→ **Stored records**
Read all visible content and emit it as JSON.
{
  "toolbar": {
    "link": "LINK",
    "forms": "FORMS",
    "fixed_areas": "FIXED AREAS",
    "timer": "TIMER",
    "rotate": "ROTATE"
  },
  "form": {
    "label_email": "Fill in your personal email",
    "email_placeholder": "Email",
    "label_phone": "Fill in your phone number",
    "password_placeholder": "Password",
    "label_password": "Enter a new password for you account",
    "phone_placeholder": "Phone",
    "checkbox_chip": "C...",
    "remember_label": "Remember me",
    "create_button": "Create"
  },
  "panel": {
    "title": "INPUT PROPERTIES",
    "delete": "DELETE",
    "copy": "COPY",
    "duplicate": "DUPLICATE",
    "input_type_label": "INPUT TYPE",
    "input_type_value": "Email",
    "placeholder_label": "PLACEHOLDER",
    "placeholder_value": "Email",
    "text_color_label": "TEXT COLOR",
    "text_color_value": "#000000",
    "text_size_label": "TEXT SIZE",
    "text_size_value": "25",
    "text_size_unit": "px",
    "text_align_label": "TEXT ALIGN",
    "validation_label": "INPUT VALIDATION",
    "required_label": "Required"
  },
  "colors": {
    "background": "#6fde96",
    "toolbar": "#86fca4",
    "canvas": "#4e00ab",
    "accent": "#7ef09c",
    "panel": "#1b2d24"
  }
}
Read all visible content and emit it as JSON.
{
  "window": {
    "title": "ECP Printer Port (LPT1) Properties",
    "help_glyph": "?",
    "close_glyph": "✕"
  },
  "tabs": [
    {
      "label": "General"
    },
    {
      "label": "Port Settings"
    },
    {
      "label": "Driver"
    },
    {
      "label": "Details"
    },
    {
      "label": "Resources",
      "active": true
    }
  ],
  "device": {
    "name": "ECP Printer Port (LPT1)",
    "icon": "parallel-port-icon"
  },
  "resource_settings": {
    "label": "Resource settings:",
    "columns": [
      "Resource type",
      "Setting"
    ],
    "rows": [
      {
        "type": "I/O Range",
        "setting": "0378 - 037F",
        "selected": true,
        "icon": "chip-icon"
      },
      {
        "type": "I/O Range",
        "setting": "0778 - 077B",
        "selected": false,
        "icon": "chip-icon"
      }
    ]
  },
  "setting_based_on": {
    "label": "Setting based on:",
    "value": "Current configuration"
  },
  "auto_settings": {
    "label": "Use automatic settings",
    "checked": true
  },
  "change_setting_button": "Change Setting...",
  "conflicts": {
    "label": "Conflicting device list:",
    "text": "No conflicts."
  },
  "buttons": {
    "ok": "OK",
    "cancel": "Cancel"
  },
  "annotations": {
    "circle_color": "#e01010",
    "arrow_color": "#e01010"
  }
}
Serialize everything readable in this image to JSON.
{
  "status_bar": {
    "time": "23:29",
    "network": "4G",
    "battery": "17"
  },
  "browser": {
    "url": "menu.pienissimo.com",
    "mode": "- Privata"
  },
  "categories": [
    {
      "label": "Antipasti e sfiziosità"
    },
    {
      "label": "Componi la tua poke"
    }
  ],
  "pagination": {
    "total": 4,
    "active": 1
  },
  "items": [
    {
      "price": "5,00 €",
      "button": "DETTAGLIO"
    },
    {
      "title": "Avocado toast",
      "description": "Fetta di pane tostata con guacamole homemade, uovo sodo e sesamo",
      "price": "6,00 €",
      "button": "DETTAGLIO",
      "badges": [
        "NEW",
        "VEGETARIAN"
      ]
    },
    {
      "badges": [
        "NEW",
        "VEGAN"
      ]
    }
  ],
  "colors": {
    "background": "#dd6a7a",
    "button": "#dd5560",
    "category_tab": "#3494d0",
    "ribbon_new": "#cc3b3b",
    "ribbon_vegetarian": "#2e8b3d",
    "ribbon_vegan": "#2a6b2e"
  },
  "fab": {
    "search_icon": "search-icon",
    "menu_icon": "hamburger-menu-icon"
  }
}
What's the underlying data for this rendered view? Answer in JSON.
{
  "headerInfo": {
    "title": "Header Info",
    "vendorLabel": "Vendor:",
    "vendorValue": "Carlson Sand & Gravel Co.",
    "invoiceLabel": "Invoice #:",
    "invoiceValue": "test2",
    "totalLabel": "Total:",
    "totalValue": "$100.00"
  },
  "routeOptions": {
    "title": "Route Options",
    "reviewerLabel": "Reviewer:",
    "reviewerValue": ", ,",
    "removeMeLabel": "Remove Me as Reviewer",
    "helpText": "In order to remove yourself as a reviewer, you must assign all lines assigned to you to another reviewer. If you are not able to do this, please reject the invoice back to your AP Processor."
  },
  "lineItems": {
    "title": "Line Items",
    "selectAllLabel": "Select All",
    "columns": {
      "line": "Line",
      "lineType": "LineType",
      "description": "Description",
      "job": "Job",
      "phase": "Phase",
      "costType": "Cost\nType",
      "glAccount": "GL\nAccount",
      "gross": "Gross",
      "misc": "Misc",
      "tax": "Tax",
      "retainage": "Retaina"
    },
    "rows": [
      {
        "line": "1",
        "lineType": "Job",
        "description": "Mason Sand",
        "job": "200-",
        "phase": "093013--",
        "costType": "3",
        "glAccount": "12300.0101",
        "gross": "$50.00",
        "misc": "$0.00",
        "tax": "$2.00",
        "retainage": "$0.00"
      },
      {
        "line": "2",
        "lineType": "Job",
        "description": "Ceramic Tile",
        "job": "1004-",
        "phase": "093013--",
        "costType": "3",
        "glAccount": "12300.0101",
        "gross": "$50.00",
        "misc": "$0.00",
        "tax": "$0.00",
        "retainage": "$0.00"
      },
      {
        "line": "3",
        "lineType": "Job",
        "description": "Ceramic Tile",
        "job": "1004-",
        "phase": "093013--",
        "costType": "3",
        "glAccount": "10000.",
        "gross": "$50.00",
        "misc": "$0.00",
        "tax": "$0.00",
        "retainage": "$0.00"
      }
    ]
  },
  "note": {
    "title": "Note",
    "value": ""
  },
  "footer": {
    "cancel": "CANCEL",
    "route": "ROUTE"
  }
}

→ **TO DO**
Nothing may be left out: return each entry exactly as it reads.

→ **RESPONSE**
Read all visible content and emit it as JSON.
{
  "toolbar": {
    "link": "LINK",
    "forms": "FORMS",
    "fixed_areas": "FIXED AREAS",
    "timer": "TIMER",
    "rotate": "ROTATE"
  },
  "form": {
    "label_email": "Fill in your personal email",
    "email_placeholder": "Email",
    "label_phone": "Fill in your phone number",
    "password_placeholder": "Password",
    "label_password": "Enter a new password for you account",
    "phone_placeholder": "Phone",
    "checkbox_chip": "C...",
    "remember_label": "Remember me",
    "create_button": "Create"
  },
  "panel": {
    "title": "INPUT PROPERTIES",
    "delete": "DELETE",
    "copy": "COPY",
    "duplicate": "DUPLICATE",
    "input_type_label": "INPUT TYPE",
    "input_type_value": "Email",
    "placeholder_label": "PLACEHOLDER",
    "placeholder_value": "Email",
    "text_color_label": "TEXT COLOR",
    "text_color_value": "#000000",
    "text_size_label": "TEXT SIZE",
    "text_size_value": "25",
    "text_size_unit": "px",
    "text_align_label": "TEXT ALIGN",
    "validation_label": "INPUT VALIDATION",
    "required_label": "Required"
  },
  "colors": {
    "background": "#6fde96",
    "toolbar": "#86fca4",
    "canvas": "#4e00ab",
    "accent": "#7ef09c",
    "panel": "#1b2d24"
  }
}
Read all visible content and emit it as JSON.
{
  "window": {
    "title": "ECP Printer Port (LPT1) Properties",
    "help_glyph": "?",
    "close_glyph": "✕"
  },
  "tabs": [
    {
      "label": "General"
    },
    {
      "label": "Port Settings"
    },
    {
      "label": "Driver"
    },
    {
      "label": "Details"
    },
    {
      "label": "Resources",
      "active": true
    }
  ],
  "device": {
    "name": "ECP Printer Port (LPT1)",
    "icon": "parallel-port-icon"
  },
  "resource_settings": {
    "label": "Resource settings:",
    "columns": [
      "Resource type",
      "Setting"
    ],
    "rows": [
      {
        "type": "I/O Range",
        "setting": "0378 - 037F",
        "selected": true,
        "icon": "chip-icon"
      },
      {
        "type": "I/O Range",
        "setting": "0778 - 077B",
        "selected": false,
        "icon": "chip-icon"
      }
    ]
  },
  "setting_based_on": {
    "label": "Setting based on:",
    "value": "Current configuration"
  },
  "auto_settings": {
    "label": "Use automatic settings",
    "checked": true
  },
  "change_setting_button": "Change Setting...",
  "conflicts": {
    "label": "Conflicting device list:",
    "text": "No conflicts."
  },
  "buttons": {
    "ok": "OK",
    "cancel": "Cancel"
  },
  "annotations": {
    "circle_color": "#e01010",
    "arrow_color": "#e01010"
  }
}
Serialize everything readable in this image to JSON.
{
  "status_bar": {
    "time": "23:29",
    "network": "4G",
    "battery": "17"
  },
  "browser": {
    "url": "menu.pienissimo.com",
    "mode": "- Privata"
  },
  "categories": [
    {
      "label": "Antipasti e sfiziosità"
    },
    {
      "label": "Componi la tua poke"
    }
  ],
  "pagination": {
    "total": 4,
    "active": 1
  },
  "items": [
    {
      "price": "5,00 €",
      "button": "DETTAGLIO"
    },
    {
      "title": "Avocado toast",
      "description": "Fetta di pane tostata con guacamole homemade, uovo sodo e sesamo",
      "price": "6,00 €",
      "button": "DETTAGLIO",
      "badges": [
        "NEW",
        "VEGETARIAN"
      ]
    },
    {
      "badges": [
        "NEW",
        "VEGAN"
      ]
    }
  ],
  "colors": {
    "background": "#dd6a7a",
    "button": "#dd5560",
    "category_tab": "#3494d0",
    "ribbon_new": "#cc3b3b",
    "ribbon_vegetarian": "#2e8b3d",
    "ribbon_vegan": "#2a6b2e"
  },
  "fab": {
    "search_icon": "search-icon",
    "menu_icon": "hamburger-menu-icon"
  }
}
What's the underlying data for this rendered view? Answer in JSON.
{
  "headerInfo": {
    "title": "Header Info",
    "vendorLabel": "Vendor:",
    "vendorValue": "Carlson Sand & Gravel Co.",
    "invoiceLabel": "Invoice #:",
    "invoiceValue": "test2",
    "totalLabel": "Total:",
    "totalValue": "$100.00"
  },
  "routeOptions": {
    "title": "Route Options",
    "reviewerLabel": "Reviewer:",
    "reviewerValue": ", ,",
    "removeMeLabel": "Remove Me as Reviewer",
    "helpText": "In order to remove yourself as a reviewer, you must assign all lines assigned to you to another reviewer. If you are not able to do this, please reject the invoice back to your AP Processor."
  },
  "lineItems": {
    "title": "Line Items",
    "selectAllLabel": "Select All",
    "columns": {
      "line": "Line",
      "lineType": "LineType",
      "description": "Description",
      "job": "Job",
      "phase": "Phase",
      "costType": "Cost\nType",
      "glAccount": "GL\nAccount",
      "gross": "Gross",
      "misc": "Misc",
      "tax": "Tax",
      "retainage": "Retaina"
    },
    "rows": [
      {
        "line": "1",
        "lineType": "Job",
        "description": "Mason Sand",
        "job": "200-",
        "phase": "093013--",
        "costType": "3",
        "glAccount": "12300.0101",
        "gross": "$50.00",
        "misc": "$0.00",
        "tax": "$2.00",
        "retainage": "$0.00"
      },
      {
        "line": "2",
        "lineType": "Job",
        "description": "Ceramic Tile",
        "job": "1004-",
        "phase": "093013--",
        "costType": "3",
        "glAccount": "12300.0101",
        "gross": "$50.00",
        "misc": "$0.00",
        "tax": "$0.00",
        "retainage": "$0.00"
      },
      {
        "line": "3",
        "lineType": "Job",
        "description": "Ceramic Tile",
        "job": "1004-",
        "phase": "093013--",
        "costType": "3",
        "glAccount": "10000.",
        "gross": "$50.00",
        "misc": "$0.00",
        "tax": "$0.00",
        "retainage": "$0.00"
      }
    ]
  },
  "note": {
    "title": "Note",
    "value": ""
  },
  "footer": {
    "cancel": "CANCEL",
    "route": "ROUTE"
  }
}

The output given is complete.